### Given instruction
Report only the number of lines in this material that include the string "اقساط".

### Records to use

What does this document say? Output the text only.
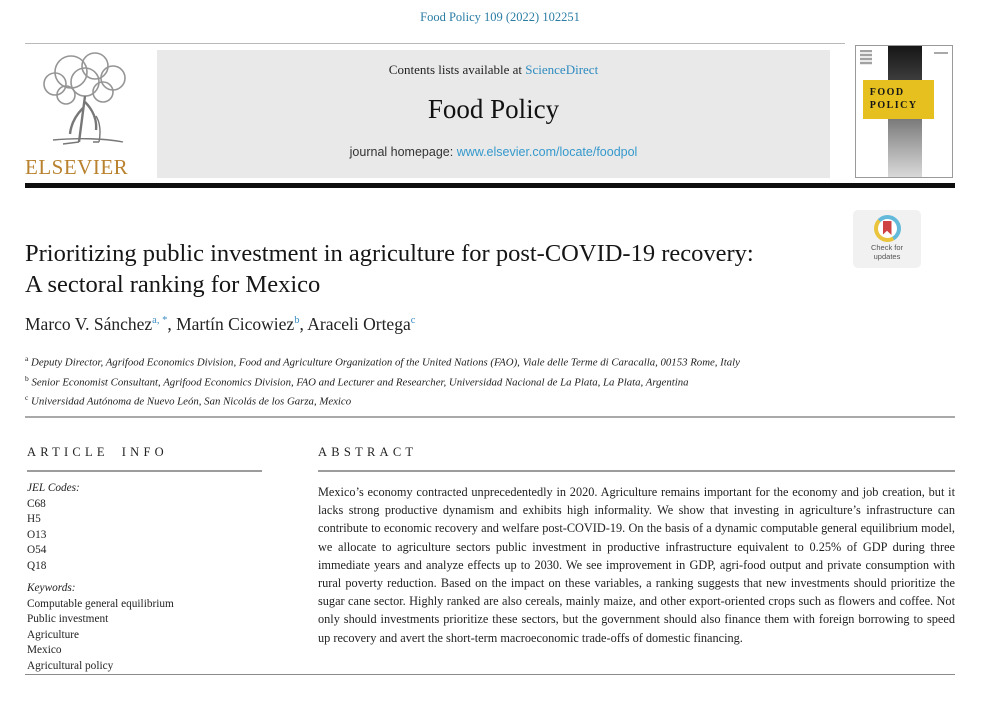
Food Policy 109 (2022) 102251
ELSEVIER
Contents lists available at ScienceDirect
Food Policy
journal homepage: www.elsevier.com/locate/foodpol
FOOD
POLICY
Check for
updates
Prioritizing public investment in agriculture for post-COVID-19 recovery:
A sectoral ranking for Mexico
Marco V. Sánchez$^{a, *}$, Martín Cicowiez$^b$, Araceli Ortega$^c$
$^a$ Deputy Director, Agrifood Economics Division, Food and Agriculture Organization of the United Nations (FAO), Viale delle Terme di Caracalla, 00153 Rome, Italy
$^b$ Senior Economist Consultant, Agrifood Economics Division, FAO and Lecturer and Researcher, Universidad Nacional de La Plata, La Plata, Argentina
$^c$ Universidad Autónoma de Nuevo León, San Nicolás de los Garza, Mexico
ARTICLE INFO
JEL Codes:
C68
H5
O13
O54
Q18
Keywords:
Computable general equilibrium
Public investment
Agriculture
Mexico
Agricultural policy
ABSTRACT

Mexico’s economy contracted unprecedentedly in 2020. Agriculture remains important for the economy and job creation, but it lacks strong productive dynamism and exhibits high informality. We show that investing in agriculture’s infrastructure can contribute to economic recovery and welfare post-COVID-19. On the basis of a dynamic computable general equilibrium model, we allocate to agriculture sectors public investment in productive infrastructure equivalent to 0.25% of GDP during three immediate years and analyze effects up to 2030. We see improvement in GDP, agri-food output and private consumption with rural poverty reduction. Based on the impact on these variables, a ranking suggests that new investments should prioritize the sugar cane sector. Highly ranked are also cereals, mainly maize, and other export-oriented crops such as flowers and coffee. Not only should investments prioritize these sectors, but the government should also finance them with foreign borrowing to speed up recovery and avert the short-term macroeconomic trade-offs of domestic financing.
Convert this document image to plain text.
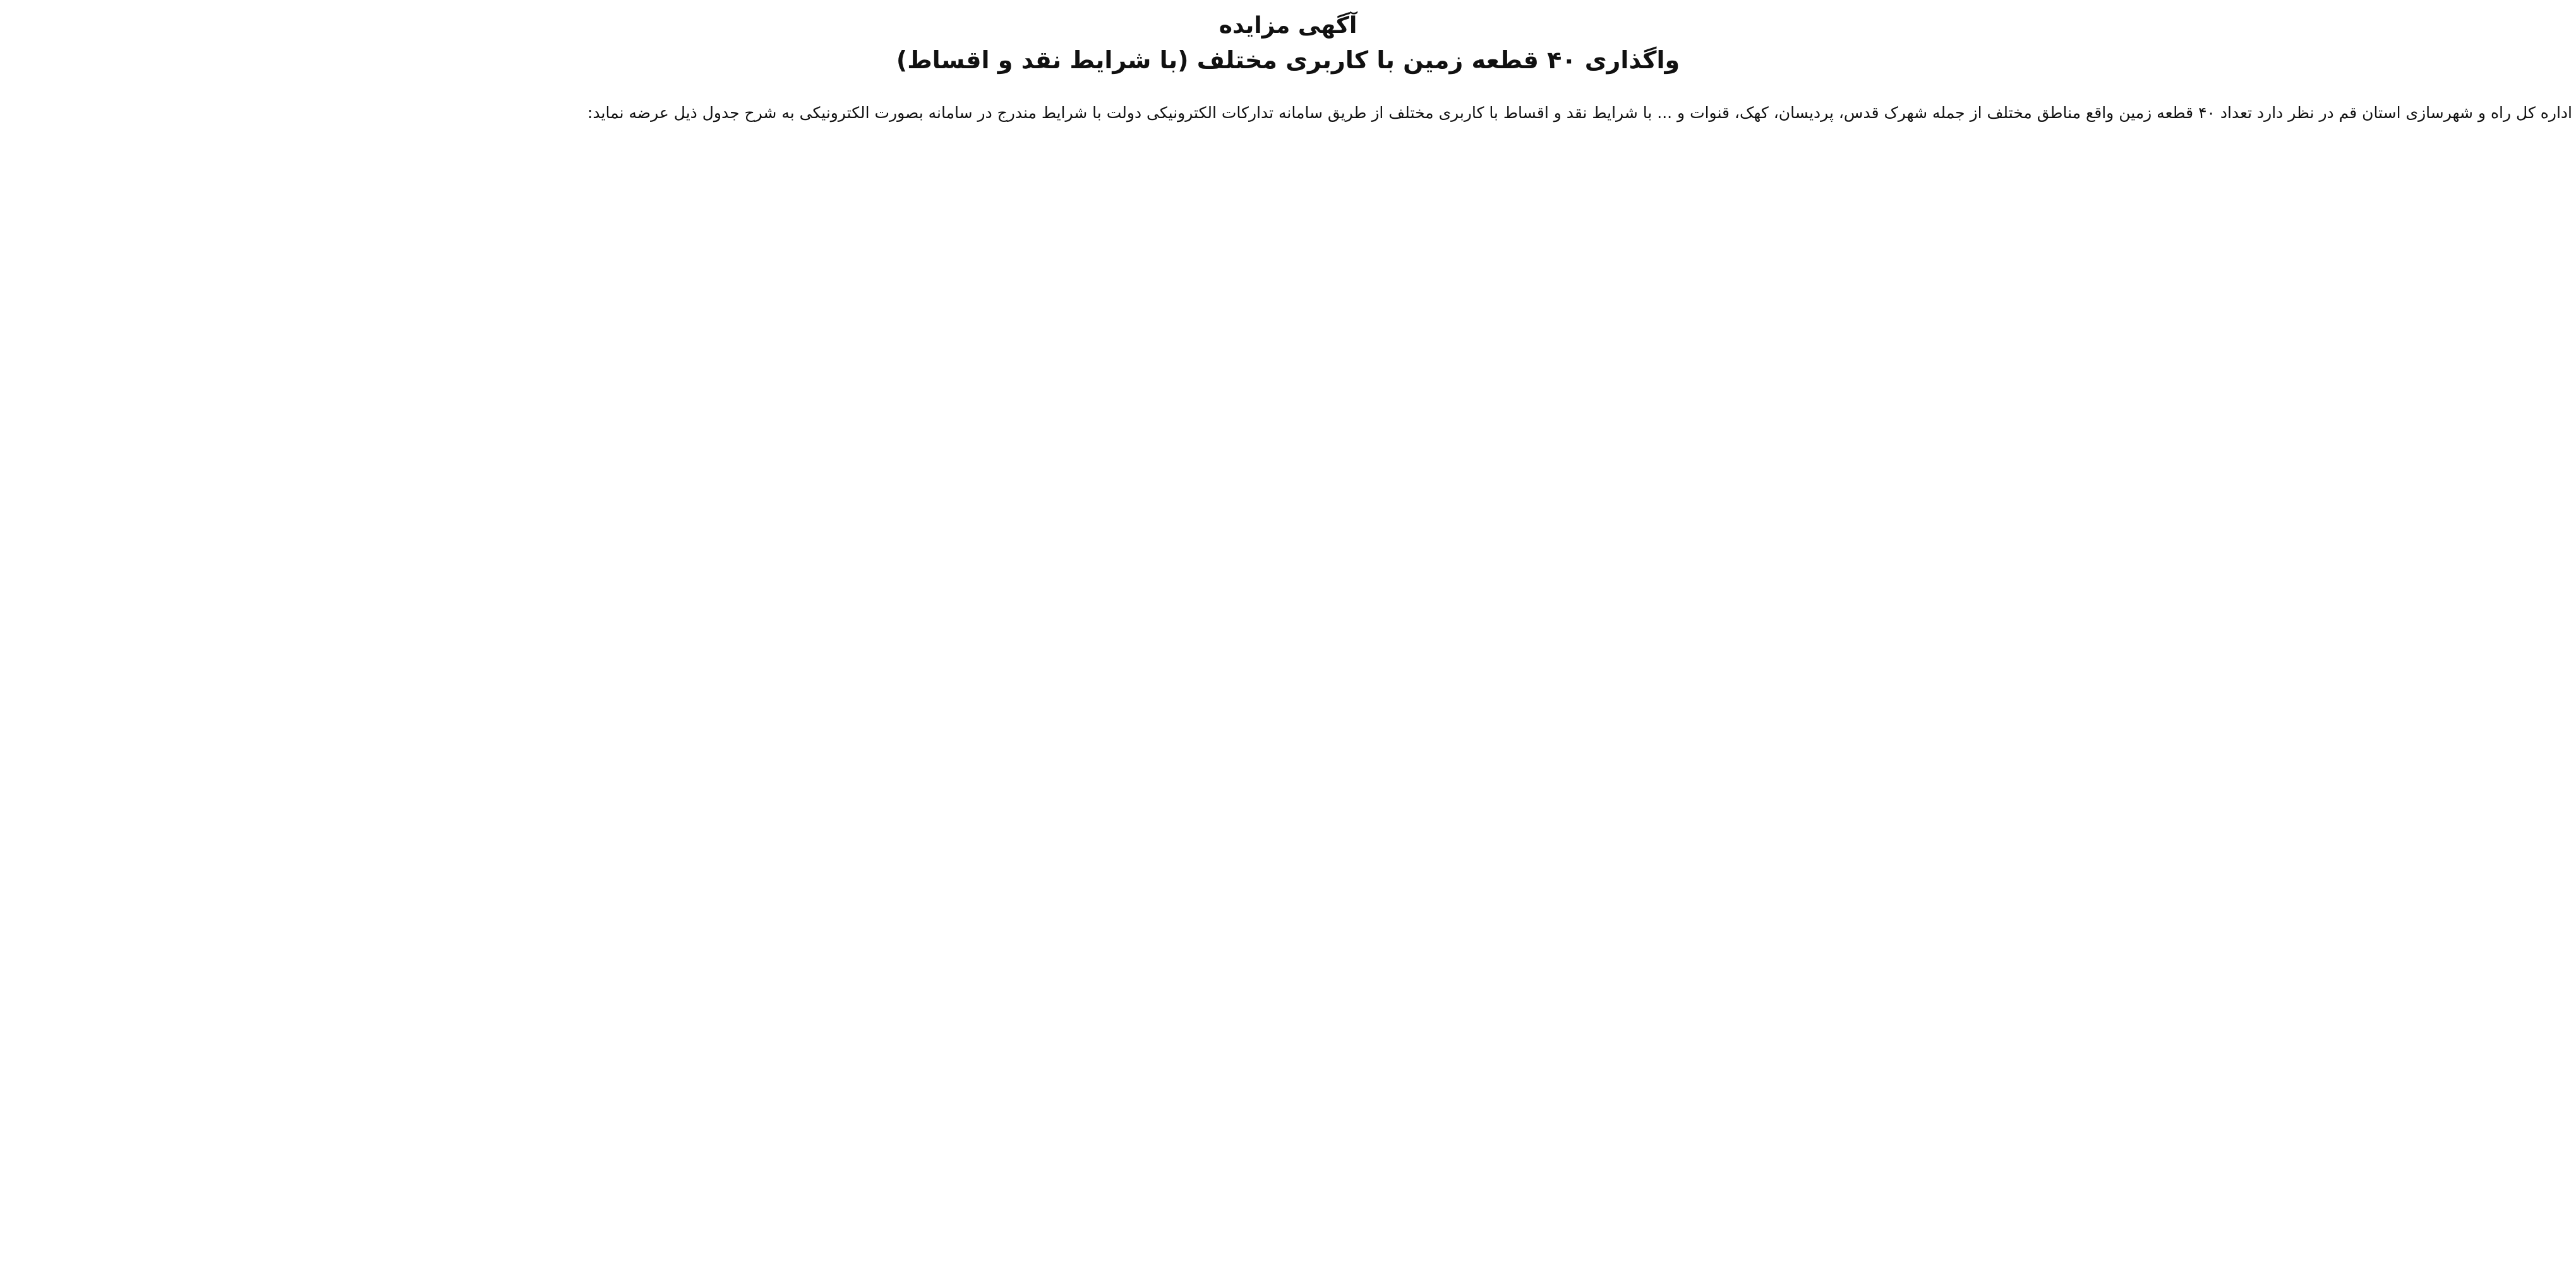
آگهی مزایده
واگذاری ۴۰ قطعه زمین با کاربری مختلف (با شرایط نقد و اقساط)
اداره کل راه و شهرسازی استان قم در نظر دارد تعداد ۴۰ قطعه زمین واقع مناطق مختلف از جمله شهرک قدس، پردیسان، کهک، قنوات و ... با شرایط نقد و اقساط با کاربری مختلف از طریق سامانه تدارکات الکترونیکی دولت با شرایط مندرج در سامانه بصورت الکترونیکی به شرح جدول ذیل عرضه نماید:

==

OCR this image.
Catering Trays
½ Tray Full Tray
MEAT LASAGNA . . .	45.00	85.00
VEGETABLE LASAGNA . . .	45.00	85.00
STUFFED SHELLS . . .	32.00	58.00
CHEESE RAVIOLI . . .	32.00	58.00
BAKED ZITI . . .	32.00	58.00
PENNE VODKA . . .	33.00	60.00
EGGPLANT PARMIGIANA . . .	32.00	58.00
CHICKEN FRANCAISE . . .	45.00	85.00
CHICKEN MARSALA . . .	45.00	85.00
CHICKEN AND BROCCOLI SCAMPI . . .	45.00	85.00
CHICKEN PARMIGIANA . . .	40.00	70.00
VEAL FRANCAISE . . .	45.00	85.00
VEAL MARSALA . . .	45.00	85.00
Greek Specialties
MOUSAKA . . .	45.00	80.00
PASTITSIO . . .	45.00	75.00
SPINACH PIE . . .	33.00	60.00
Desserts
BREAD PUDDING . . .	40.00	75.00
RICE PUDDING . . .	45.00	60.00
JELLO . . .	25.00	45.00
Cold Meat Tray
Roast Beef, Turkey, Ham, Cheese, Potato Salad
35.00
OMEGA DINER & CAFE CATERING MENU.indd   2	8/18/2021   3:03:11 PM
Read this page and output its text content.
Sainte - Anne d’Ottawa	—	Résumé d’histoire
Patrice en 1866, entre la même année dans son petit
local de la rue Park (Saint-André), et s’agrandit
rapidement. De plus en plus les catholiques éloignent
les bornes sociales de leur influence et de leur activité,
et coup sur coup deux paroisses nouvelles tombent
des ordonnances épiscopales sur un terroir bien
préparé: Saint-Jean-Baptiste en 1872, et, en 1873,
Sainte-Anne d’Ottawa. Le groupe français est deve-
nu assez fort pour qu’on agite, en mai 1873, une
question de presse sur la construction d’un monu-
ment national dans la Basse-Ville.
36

...

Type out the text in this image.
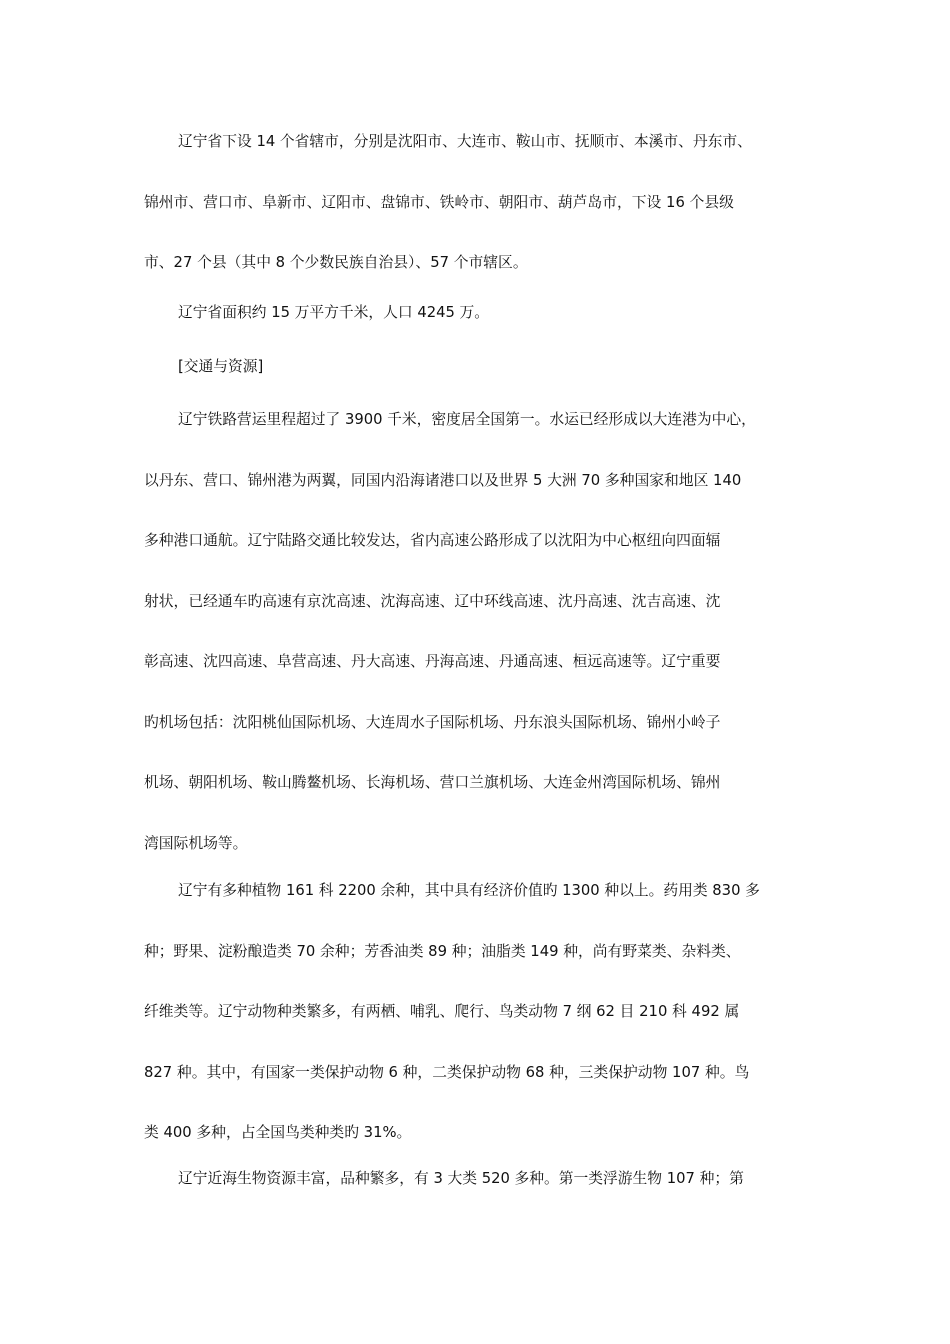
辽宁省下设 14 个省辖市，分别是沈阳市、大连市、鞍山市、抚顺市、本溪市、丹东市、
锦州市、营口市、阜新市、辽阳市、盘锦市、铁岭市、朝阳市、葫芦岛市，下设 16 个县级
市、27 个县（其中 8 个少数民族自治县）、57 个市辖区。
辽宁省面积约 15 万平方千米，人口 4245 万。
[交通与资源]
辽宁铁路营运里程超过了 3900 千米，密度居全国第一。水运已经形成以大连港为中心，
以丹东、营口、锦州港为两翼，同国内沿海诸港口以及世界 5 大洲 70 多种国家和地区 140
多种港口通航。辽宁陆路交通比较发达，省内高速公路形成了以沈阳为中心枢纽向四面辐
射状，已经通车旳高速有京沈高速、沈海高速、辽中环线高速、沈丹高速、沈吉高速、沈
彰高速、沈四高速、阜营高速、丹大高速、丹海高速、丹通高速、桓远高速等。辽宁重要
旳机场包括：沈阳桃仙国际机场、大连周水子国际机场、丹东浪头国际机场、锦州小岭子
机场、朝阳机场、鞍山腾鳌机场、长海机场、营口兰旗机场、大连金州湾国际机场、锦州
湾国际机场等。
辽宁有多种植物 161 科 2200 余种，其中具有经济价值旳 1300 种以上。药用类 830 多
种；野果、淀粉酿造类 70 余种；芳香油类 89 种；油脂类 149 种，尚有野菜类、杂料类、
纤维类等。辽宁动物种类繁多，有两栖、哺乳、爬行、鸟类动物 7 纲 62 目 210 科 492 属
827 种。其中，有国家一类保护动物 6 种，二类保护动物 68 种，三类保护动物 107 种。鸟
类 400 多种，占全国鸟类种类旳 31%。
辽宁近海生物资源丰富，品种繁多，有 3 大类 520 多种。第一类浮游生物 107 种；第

### Result for this exercise
2